— start STORED RECORDS —

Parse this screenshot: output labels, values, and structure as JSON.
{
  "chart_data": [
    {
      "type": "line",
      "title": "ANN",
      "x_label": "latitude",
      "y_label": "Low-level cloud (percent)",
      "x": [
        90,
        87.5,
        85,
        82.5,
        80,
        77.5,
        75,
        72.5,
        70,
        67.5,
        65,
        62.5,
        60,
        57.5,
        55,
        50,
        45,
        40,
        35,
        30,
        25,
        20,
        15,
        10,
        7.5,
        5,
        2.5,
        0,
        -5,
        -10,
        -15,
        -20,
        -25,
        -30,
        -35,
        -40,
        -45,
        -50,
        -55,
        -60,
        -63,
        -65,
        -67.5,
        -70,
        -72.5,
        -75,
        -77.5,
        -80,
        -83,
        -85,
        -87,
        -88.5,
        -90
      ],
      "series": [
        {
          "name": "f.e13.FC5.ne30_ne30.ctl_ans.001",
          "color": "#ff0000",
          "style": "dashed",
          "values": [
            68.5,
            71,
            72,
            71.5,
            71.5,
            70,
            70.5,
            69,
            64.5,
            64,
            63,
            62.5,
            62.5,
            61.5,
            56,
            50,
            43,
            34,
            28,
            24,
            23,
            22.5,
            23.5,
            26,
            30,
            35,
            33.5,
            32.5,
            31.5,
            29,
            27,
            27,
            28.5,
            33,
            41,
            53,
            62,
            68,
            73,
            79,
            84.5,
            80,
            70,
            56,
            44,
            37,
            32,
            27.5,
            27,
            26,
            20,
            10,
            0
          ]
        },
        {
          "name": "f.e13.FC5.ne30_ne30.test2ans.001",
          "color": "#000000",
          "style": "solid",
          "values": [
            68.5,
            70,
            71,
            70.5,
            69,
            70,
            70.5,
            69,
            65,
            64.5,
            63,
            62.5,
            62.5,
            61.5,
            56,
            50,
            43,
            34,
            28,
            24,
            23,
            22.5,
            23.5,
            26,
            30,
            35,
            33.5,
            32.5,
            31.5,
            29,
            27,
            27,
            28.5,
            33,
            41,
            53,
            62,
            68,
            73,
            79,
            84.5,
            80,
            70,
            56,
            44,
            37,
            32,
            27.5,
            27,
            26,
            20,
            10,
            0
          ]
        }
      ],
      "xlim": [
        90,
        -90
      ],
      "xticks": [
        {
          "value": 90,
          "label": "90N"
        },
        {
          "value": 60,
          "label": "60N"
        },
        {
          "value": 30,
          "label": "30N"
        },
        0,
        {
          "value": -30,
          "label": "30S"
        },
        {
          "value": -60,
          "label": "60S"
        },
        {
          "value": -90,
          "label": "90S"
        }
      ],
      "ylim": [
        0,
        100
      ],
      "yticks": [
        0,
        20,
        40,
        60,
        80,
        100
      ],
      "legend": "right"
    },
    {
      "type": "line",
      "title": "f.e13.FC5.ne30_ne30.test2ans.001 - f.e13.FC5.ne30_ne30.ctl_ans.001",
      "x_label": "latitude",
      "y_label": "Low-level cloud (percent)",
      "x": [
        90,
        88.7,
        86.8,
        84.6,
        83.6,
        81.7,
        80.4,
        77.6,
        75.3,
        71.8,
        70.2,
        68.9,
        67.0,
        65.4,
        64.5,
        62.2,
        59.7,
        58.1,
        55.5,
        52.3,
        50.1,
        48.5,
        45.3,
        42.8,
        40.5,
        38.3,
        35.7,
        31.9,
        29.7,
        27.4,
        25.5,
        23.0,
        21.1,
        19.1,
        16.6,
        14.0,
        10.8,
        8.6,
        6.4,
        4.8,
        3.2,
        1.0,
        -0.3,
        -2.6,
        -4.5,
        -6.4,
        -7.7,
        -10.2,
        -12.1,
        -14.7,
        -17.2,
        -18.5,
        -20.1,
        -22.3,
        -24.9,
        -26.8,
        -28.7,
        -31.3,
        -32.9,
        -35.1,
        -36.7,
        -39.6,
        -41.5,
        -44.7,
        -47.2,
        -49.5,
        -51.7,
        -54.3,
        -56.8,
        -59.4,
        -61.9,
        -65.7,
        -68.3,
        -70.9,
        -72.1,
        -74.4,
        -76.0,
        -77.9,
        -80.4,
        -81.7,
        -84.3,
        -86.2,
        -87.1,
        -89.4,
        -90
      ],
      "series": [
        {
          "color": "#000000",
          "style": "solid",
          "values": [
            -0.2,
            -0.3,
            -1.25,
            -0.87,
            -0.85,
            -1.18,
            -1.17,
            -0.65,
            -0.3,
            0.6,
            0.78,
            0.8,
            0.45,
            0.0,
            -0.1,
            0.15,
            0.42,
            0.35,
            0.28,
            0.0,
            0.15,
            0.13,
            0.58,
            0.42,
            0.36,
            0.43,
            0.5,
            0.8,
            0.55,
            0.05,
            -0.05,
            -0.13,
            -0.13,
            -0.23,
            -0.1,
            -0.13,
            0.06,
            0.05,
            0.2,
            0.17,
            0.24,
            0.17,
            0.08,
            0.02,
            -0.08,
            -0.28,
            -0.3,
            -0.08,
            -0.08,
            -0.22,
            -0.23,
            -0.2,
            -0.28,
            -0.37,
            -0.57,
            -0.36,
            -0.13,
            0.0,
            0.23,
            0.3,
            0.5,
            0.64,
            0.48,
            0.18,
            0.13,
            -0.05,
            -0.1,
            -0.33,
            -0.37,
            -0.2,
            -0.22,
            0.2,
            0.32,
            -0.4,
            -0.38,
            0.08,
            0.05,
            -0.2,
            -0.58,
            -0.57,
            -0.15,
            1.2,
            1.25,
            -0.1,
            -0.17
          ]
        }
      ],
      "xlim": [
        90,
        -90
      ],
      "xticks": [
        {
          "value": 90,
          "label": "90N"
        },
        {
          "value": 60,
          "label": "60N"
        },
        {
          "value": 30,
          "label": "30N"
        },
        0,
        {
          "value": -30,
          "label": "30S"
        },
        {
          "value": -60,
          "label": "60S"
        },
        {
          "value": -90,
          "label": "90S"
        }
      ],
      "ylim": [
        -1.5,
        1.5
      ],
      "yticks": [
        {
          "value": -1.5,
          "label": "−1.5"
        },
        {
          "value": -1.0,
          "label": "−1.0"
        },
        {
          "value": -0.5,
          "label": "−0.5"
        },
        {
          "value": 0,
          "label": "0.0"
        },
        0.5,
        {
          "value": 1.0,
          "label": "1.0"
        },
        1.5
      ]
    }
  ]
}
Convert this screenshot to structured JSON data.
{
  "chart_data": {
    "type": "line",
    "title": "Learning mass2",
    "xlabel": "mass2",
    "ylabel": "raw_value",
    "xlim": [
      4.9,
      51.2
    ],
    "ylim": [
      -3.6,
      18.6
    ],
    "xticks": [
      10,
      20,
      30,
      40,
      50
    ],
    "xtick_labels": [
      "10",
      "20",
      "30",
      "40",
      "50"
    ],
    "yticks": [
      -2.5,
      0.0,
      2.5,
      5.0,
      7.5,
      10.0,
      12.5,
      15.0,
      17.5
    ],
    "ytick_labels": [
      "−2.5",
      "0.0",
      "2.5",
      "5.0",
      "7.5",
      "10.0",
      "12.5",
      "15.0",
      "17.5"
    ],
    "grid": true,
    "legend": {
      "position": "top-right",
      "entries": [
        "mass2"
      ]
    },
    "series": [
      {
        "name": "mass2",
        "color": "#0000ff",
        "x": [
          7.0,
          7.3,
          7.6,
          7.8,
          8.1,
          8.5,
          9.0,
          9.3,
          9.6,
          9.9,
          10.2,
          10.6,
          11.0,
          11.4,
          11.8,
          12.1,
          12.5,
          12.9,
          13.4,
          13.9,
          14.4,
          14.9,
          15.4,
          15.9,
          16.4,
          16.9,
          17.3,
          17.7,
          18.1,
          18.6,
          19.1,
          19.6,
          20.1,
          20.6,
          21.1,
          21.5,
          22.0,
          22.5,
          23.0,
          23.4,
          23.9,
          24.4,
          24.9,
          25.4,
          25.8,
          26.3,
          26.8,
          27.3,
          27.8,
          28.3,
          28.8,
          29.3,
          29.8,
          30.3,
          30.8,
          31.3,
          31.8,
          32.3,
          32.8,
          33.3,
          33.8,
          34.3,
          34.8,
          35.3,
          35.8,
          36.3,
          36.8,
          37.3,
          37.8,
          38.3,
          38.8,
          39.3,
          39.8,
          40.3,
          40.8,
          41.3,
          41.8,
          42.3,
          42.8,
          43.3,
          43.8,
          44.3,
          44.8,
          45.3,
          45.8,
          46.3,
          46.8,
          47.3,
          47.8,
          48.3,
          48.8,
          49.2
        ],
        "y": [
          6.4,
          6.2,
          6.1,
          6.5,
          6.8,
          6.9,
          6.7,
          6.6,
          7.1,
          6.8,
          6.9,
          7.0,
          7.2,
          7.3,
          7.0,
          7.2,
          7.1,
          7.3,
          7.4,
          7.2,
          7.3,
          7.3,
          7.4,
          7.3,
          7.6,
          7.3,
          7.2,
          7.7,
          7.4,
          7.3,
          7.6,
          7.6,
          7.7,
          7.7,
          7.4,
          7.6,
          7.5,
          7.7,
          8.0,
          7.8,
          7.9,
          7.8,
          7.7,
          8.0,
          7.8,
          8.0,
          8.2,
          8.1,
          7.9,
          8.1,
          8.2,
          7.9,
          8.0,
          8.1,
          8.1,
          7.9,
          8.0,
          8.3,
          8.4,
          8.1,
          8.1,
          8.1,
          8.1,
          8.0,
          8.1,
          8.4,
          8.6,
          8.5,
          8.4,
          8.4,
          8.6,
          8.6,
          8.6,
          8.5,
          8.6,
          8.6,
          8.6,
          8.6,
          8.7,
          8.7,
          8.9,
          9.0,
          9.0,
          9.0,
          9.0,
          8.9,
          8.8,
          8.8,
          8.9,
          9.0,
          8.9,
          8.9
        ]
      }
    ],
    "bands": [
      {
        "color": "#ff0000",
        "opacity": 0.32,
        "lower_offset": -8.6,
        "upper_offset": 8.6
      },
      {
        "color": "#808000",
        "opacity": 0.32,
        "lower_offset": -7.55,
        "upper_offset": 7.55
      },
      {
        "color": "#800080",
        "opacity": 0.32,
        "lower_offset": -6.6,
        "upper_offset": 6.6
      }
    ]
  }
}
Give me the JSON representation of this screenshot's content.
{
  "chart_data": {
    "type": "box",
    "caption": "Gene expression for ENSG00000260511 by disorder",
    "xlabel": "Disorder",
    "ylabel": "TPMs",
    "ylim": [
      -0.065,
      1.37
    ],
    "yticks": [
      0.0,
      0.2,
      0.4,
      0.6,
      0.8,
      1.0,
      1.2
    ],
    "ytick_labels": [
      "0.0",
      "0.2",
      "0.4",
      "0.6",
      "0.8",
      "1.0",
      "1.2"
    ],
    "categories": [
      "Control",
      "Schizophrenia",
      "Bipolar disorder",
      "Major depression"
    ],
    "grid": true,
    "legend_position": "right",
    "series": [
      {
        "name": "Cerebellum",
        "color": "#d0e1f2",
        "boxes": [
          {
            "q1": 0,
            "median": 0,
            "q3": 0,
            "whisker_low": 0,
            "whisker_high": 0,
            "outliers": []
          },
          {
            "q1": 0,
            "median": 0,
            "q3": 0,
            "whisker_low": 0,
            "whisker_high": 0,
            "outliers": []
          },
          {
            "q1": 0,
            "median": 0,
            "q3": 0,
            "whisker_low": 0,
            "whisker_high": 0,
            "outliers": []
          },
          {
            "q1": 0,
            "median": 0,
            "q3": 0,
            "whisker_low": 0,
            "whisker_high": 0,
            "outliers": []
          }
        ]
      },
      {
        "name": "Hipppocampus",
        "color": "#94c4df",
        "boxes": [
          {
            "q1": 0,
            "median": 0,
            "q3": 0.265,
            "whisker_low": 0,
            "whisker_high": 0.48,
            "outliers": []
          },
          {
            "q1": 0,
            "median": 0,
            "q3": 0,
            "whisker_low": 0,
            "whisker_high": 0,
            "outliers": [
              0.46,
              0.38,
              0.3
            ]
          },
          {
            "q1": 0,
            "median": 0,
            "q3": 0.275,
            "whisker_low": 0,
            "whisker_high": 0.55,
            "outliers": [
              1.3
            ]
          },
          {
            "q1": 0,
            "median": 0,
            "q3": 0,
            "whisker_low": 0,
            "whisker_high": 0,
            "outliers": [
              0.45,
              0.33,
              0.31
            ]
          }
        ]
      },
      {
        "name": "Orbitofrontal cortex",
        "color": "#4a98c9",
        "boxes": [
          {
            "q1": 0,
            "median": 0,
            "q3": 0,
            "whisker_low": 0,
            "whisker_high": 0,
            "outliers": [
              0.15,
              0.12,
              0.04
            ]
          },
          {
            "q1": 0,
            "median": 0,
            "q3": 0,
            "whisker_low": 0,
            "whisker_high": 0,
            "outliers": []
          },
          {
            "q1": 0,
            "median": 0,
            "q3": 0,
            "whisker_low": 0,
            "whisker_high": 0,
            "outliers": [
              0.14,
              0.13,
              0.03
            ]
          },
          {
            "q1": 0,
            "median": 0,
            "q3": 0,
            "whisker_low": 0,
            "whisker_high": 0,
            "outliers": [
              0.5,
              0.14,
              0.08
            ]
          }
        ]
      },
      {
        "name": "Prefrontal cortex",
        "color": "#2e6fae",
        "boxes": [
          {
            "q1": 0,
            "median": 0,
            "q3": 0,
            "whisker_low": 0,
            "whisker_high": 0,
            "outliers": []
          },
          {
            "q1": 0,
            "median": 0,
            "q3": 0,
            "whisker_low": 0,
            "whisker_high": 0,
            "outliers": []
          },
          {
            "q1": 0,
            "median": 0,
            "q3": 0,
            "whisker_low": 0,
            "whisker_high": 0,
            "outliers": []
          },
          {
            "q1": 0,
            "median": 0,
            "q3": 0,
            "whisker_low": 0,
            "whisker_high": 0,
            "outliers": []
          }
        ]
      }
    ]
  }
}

— end STORED RECORDS —

** EXERCISE DESCRIPTION **
Find the lines with the string "right" and reproduce them.

** ANSWER FOR THE TASK **
      "legend": "right"
      "position": "top-right",
    "legend_position": "right",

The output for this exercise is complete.